(Lines of data)
######
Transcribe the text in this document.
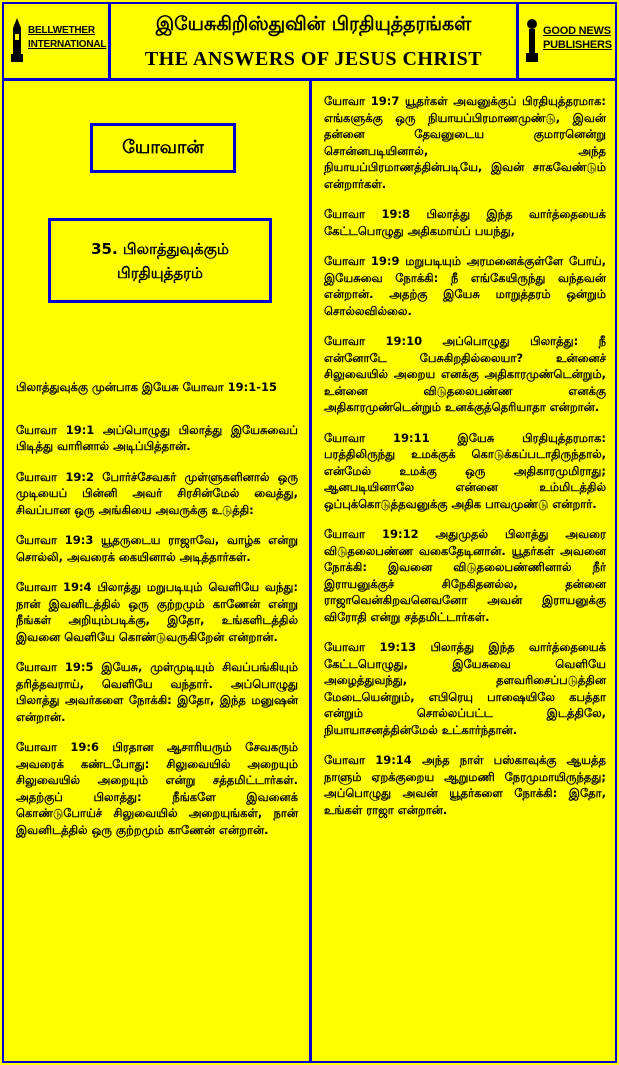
BELLWETHER
INTERNATIONAL
இயேசுகிறிஸ்துவின் பிரதியுத்தரங்கள்
THE ANSWERS OF JESUS CHRIST
GOOD NEWS
PUBLISHERS
யோவான்
35. பிலாத்துவுக்கும்
பிரதியுத்தரம்

பிலாத்துவுக்கு முன்பாக இயேசு யோவா 19:1-15

யோவா 19:1 அப்பொழுது பிலாத்து இயேசுவைப் பிடித்து வாரினால் அடிப்பித்தான்.

யோவா 19:2 போர்ச்சேவகர் முள்ளுகளினால் ஒரு முடியைப் பின்னி அவர் சிரசின்மேல் வைத்து, சிவப்பான ஒரு அங்கியை அவருக்கு உடுத்தி:

யோவா 19:3 யூதருடைய ராஜாவே, வாழ்க என்று சொல்லி, அவரைக் கையினால் அடித்தார்கள்.

யோவா 19:4 பிலாத்து மறுபடியும் வெளியே வந்து: நான் இவனிடத்தில் ஒரு குற்றமும் காணேன் என்று நீங்கள் அறியும்படிக்கு, இதோ, உங்களிடத்தில் இவனை வெளியே கொண்டுவருகிறேன் என்றான்.

யோவா 19:5 இயேசு, முள்முடியும் சிவப்பங்கியும் தரித்தவராய், வெளியே வந்தார். அப்பொழுது பிலாத்து அவர்களை நோக்கி: இதோ, இந்த மனுஷன் என்றான்.

யோவா 19:6 பிரதான ஆசாரியரும் சேவகரும் அவரைக் கண்டபோது: சிலுவையில் அறையும் சிலுவையில் அறையும் என்று சத்தமிட்டார்கள். அதற்குப் பிலாத்து: நீங்களே இவனைக் கொண்டுபோய்ச் சிலுவையில் அறையுங்கள், நான் இவனிடத்தில் ஒரு குற்றமும் காணேன் என்றான்.

யோவா 19:7 யூதர்கள் அவனுக்குப் பிரதியுத்தரமாக: எங்களுக்கு ஒரு நியாயப்பிரமாணமுண்டு, இவன் தன்னை தேவனுடைய குமாரனென்று சொன்னபடியினால், அந்த நியாயப்பிரமாணத்தின்படியே, இவன் சாகவேண்டும் என்றார்கள்.

யோவா 19:8 பிலாத்து இந்த வார்த்தையைக் கேட்டபொழுது அதிகமாய்ப் பயந்து,

யோவா 19:9 மறுபடியும் அரமனைக்குள்ளே போய், இயேசுவை நோக்கி: நீ எங்கேயிருந்து வந்தவன் என்றான். அதற்கு இயேசு மாறுத்தரம் ஒன்றும் சொல்லவில்லை.

யோவா 19:10 அப்பொழுது பிலாத்து: நீ என்னோடே பேசுகிறதில்லையா? உன்னைச் சிலுவையில் அறைய எனக்கு அதிகாரமுண்டென்றும், உன்னை விடுதலைபண்ண எனக்கு அதிகாரமுண்டென்றும் உனக்குத்தெரியாதா என்றான்.

யோவா 19:11 இயேசு பிரதியுத்தரமாக: பரத்திலிருந்து உமக்குக் கொடுக்கப்படாதிருந்தால், என்மேல் உமக்கு ஒரு அதிகாரமுமிராது; ஆனபடியினாலே என்னை உம்மிடத்தில் ஒப்புக்கொடுத்தவனுக்கு அதிக பாவமுண்டு என்றார்.

யோவா 19:12 அதுமுதல் பிலாத்து அவரை விடுதலைபண்ண வகைதேடினான். யூதர்கள் அவனை நோக்கி: இவனை விடுதலைபண்ணினால் நீர் இராயனுக்குச் சிநேகிதனல்ல, தன்னை ராஜாவென்கிறவனெவனோ அவன் இராயனுக்கு விரோதி என்று சத்தமிட்டார்கள்.

யோவா 19:13 பிலாத்து இந்த வார்த்தையைக் கேட்டபொழுது, இயேசுவை வெளியே அழைத்துவந்து, தளவரிசைப்படுத்தின மேடையென்றும், எபிரெயு பாஷையிலே கபத்தா என்றும் சொல்லப்பட்ட இடத்திலே, நியாயாசனத்தின்மேல் உட்கார்ந்தான்.

யோவா 19:14 அந்த நாள் பஸ்காவுக்கு ஆயத்த நாளும் ஏறக்குறைய ஆறுமணி நேரமுமாயிருந்தது; அப்பொழுது அவன் யூதர்களை நோக்கி: இதோ, உங்கள் ராஜா என்றான்.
######
→ EXERCISE OBJECTIVE:
Except for the pictures, copy the material above exactly.

→ SOLUTION TO THIS TASK:
Transcribe the text in this document.
BELLWETHER
INTERNATIONAL
இயேசுகிறிஸ்துவின் பிரதியுத்தரங்கள்
THE ANSWERS OF JESUS CHRIST
GOOD NEWS
PUBLISHERS
யோவான்
35. பிலாத்துவுக்கும்
பிரதியுத்தரம்

பிலாத்துவுக்கு முன்பாக இயேசு யோவா 19:1-15

யோவா 19:1 அப்பொழுது பிலாத்து இயேசுவைப் பிடித்து வாரினால் அடிப்பித்தான்.

யோவா 19:2 போர்ச்சேவகர் முள்ளுகளினால் ஒரு முடியைப் பின்னி அவர் சிரசின்மேல் வைத்து, சிவப்பான ஒரு அங்கியை அவருக்கு உடுத்தி:

யோவா 19:3 யூதருடைய ராஜாவே, வாழ்க என்று சொல்லி, அவரைக் கையினால் அடித்தார்கள்.

யோவா 19:4 பிலாத்து மறுபடியும் வெளியே வந்து: நான் இவனிடத்தில் ஒரு குற்றமும் காணேன் என்று நீங்கள் அறியும்படிக்கு, இதோ, உங்களிடத்தில் இவனை வெளியே கொண்டுவருகிறேன் என்றான்.

யோவா 19:5 இயேசு, முள்முடியும் சிவப்பங்கியும் தரித்தவராய், வெளியே வந்தார். அப்பொழுது பிலாத்து அவர்களை நோக்கி: இதோ, இந்த மனுஷன் என்றான்.

யோவா 19:6 பிரதான ஆசாரியரும் சேவகரும் அவரைக் கண்டபோது: சிலுவையில் அறையும் சிலுவையில் அறையும் என்று சத்தமிட்டார்கள். அதற்குப் பிலாத்து: நீங்களே இவனைக் கொண்டுபோய்ச் சிலுவையில் அறையுங்கள், நான் இவனிடத்தில் ஒரு குற்றமும் காணேன் என்றான்.

யோவா 19:7 யூதர்கள் அவனுக்குப் பிரதியுத்தரமாக: எங்களுக்கு ஒரு நியாயப்பிரமாணமுண்டு, இவன் தன்னை தேவனுடைய குமாரனென்று சொன்னபடியினால், அந்த நியாயப்பிரமாணத்தின்படியே, இவன் சாகவேண்டும் என்றார்கள்.

யோவா 19:8 பிலாத்து இந்த வார்த்தையைக் கேட்டபொழுது அதிகமாய்ப் பயந்து,

யோவா 19:9 மறுபடியும் அரமனைக்குள்ளே போய், இயேசுவை நோக்கி: நீ எங்கேயிருந்து வந்தவன் என்றான். அதற்கு இயேசு மாறுத்தரம் ஒன்றும் சொல்லவில்லை.

யோவா 19:10 அப்பொழுது பிலாத்து: நீ என்னோடே பேசுகிறதில்லையா? உன்னைச் சிலுவையில் அறைய எனக்கு அதிகாரமுண்டென்றும், உன்னை விடுதலைபண்ண எனக்கு அதிகாரமுண்டென்றும் உனக்குத்தெரியாதா என்றான்.

யோவா 19:11 இயேசு பிரதியுத்தரமாக: பரத்திலிருந்து உமக்குக் கொடுக்கப்படாதிருந்தால், என்மேல் உமக்கு ஒரு அதிகாரமுமிராது; ஆனபடியினாலே என்னை உம்மிடத்தில் ஒப்புக்கொடுத்தவனுக்கு அதிக பாவமுண்டு என்றார்.

யோவா 19:12 அதுமுதல் பிலாத்து அவரை விடுதலைபண்ண வகைதேடினான். யூதர்கள் அவனை நோக்கி: இவனை விடுதலைபண்ணினால் நீர் இராயனுக்குச் சிநேகிதனல்ல, தன்னை ராஜாவென்கிறவனெவனோ அவன் இராயனுக்கு விரோதி என்று சத்தமிட்டார்கள்.

யோவா 19:13 பிலாத்து இந்த வார்த்தையைக் கேட்டபொழுது, இயேசுவை வெளியே அழைத்துவந்து, தளவரிசைப்படுத்தின மேடையென்றும், எபிரெயு பாஷையிலே கபத்தா என்றும் சொல்லப்பட்ட இடத்திலே, நியாயாசனத்தின்மேல் உட்கார்ந்தான்.

யோவா 19:14 அந்த நாள் பஸ்காவுக்கு ஆயத்த நாளும் ஏறக்குறைய ஆறுமணி நேரமுமாயிருந்தது; அப்பொழுது அவன் யூதர்களை நோக்கி: இதோ, உங்கள் ராஜா என்றான்.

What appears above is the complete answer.